## BEGIN Records for the exercise

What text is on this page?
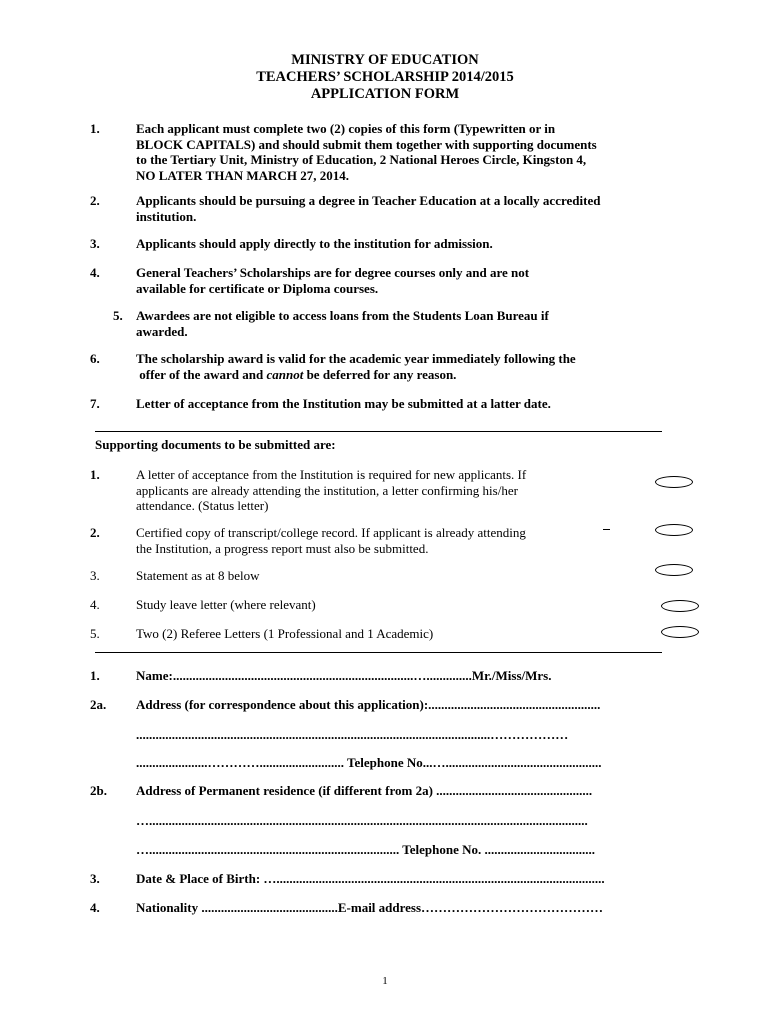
MINISTRY OF EDUCATION
TEACHERS’ SCHOLARSHIP 2014/2015
APPLICATION FORM
1.	Each applicant must complete two (2) copies of this form (Typewritten or in
BLOCK CAPITALS) and should submit them together with supporting documents
to the Tertiary Unit, Ministry of Education, 2 National Heroes Circle, Kingston 4,
NO LATER THAN MARCH 27, 2014.
2.	Applicants should be pursuing a degree in Teacher Education at a locally accredited
institution.
3.	Applicants should apply directly to the institution for admission.
4.	General Teachers’ Scholarships are for degree courses only and are not
available for certificate or Diploma courses.
5. Awardees are not eligible to access loans from the Students Loan Bureau if
awarded.
6.	The scholarship award is valid for the academic year immediately following the
offer of the award and cannot be deferred for any reason.
7.	Letter of acceptance from the Institution may be submitted at a latter date.
Supporting documents to be submitted are:
1.	A letter of acceptance from the Institution is required for new applicants. If
applicants are already attending the institution, a letter confirming his/her
attendance. (Status letter)
2.	Certified copy of transcript/college record. If applicant is already attending
the Institution, a progress report must also be submitted.
3.	Statement as at 8 below
4.	Study leave letter (where relevant)
5.	Two (2) Referee Letters (1 Professional and 1 Academic)
1.	Name:..........................................................................…..............Mr./Miss/Mrs.
2a. Address (for correspondence about this application):.....................................................
.............................................................................................................………………
......................………….......................... Telephone No...…................................................
2b. Address of Permanent residence (if different from 2a) ................................................
….......................................................................................................................................
…............................................................................. Telephone No. ..................................
3.	Date & Place of Birth: ….....................................................................................................
4.	Nationality ..........................................E-mail address……………………………………
1
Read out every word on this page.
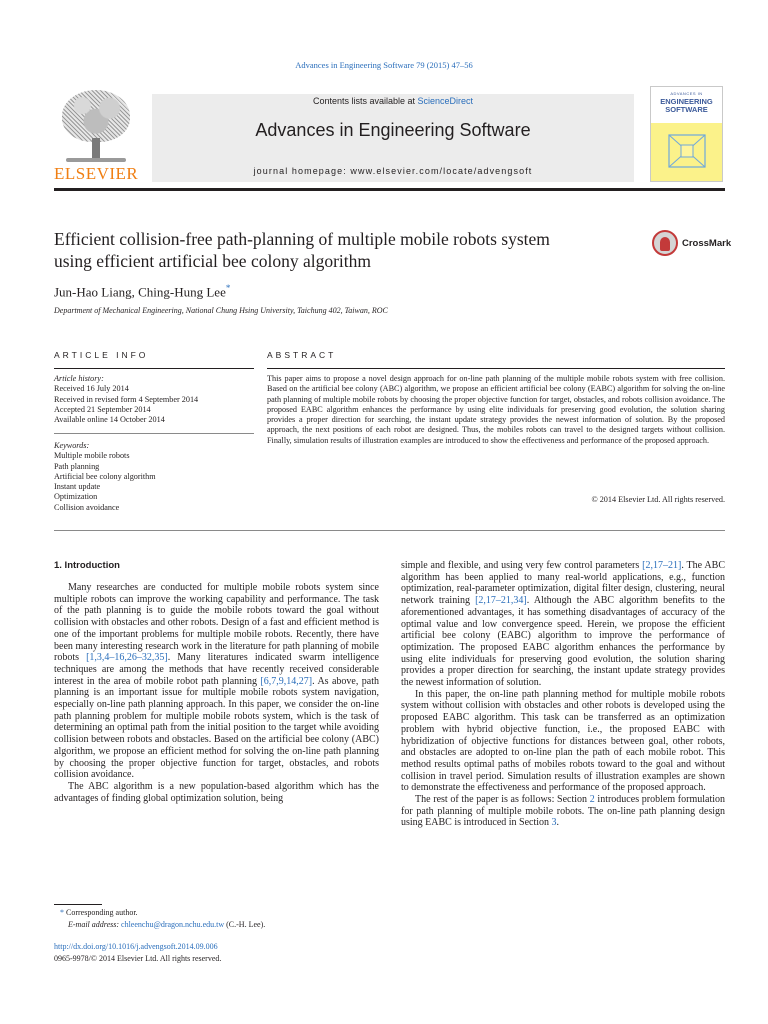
Advances in Engineering Software 79 (2015) 47–56
ELSEVIER
Contents lists available at ScienceDirect
Advances in Engineering Software
journal homepage: www.elsevier.com/locate/advengsoft
ADVANCES IN
ENGINEERING
SOFTWARE
Efficient collision-free path-planning of multiple mobile robots system
using efficient artificial bee colony algorithm
CrossMark
Jun-Hao Liang, Ching-Hung Lee*
Department of Mechanical Engineering, National Chung Hsing University, Taichung 402, Taiwan, ROC
ARTICLE INFO	ABSTRACT
Article history:
Received 16 July 2014
Received in revised form 4 September 2014
Accepted 21 September 2014
Available online 14 October 2014
Keywords:
Multiple mobile robots
Path planning
Artificial bee colony algorithm
Instant update
Optimization
Collision avoidance
This paper aims to propose a novel design approach for on-line path planning of the multiple mobile robots system with free collision. Based on the artificial bee colony (ABC) algorithm, we propose an efficient artificial bee colony (EABC) algorithm for solving the on-line path planning of multiple mobile robots by choosing the proper objective function for target, obstacles, and robots collision avoidance. The proposed EABC algorithm enhances the performance by using elite individuals for preserving good evolution, the solution sharing provides a proper direction for searching, the instant update strategy provides the newest information of solution. By the proposed approach, the next positions of each robot are designed. Thus, the mobiles robots can travel to the designed targets without collision. Finally, simulation results of illustration examples are introduced to show the effectiveness and performance of the proposed approach.
© 2014 Elsevier Ltd. All rights reserved.
1. Introduction

Many researches are conducted for multiple mobile robots system since multiple robots can improve the working capability and performance. The task of the path planning is to guide the mobile robots toward the goal without collision with obstacles and other robots. Design of a fast and efficient method is one of the important problems for multiple mobile robots. Recently, there have been many interesting research work in the literature for path planning of mobile robots [1,3,4–16,26–32,35]. Many literatures indicated swarm intelligence techniques are among the methods that have recently received considerable interest in the area of mobile robot path planning [6,7,9,14,27]. As above, path planning is an important issue for multiple mobile robots system navigation, especially on-line path planning approach. In this paper, we consider the on-line path planning problem for multiple mobile robots system, which is the task of determining an optimal path from the initial position to the target while avoiding collision between robots and obstacles. Based on the artificial bee colony (ABC) algorithm, we propose an efficient method for solving the on-line path planning by choosing the proper objective function for target, obstacles, and robots collision avoidance.

The ABC algorithm is a new population-based algorithm which has the advantages of finding global optimization solution, being

simple and flexible, and using very few control parameters [2,17–21]. The ABC algorithm has been applied to many real-world applications, e.g., function optimization, real-parameter optimization, digital filter design, clustering, neural network training [2,17–21,34]. Although the ABC algorithm benefits to the aforementioned advantages, it has something disadvantages of accuracy of the optimal value and low convergence speed. Herein, we propose the efficient artificial bee colony (EABC) algorithm to improve the performance of optimization. The proposed EABC algorithm enhances the performance by using elite individuals for preserving good evolution, the solution sharing provides a proper direction for searching, the instant update strategy provides the newest information of solution.

In this paper, the on-line path planning method for multiple mobile robots system without collision with obstacles and other robots is developed using the proposed EABC algorithm. This task can be transferred as an optimization problem with hybrid objective function, i.e., the proposed EABC with hybridization of objective functions for distances between goal, other robots, and obstacles are adopted to on-line plan the path of each mobile robot. This method results optimal paths of mobiles robots toward to the goal and without collision in travel period. Simulation results of illustration examples are shown to demonstrate the effectiveness and performance of the proposed approach.

The rest of the paper is as follows: Section 2 introduces problem formulation for path planning of multiple mobile robots. The on-line path planning design using EABC is introduced in Section 3.

* Corresponding author.
E-mail address: chleenchu@dragon.nchu.edu.tw (C.-H. Lee).
http://dx.doi.org/10.1016/j.advengsoft.2014.09.006
0965-9978/© 2014 Elsevier Ltd. All rights reserved.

## END Records for the exercise

Written request = Go through the listing above and report how many of its lines contain the word "already", with only the number as output.

Task response = 2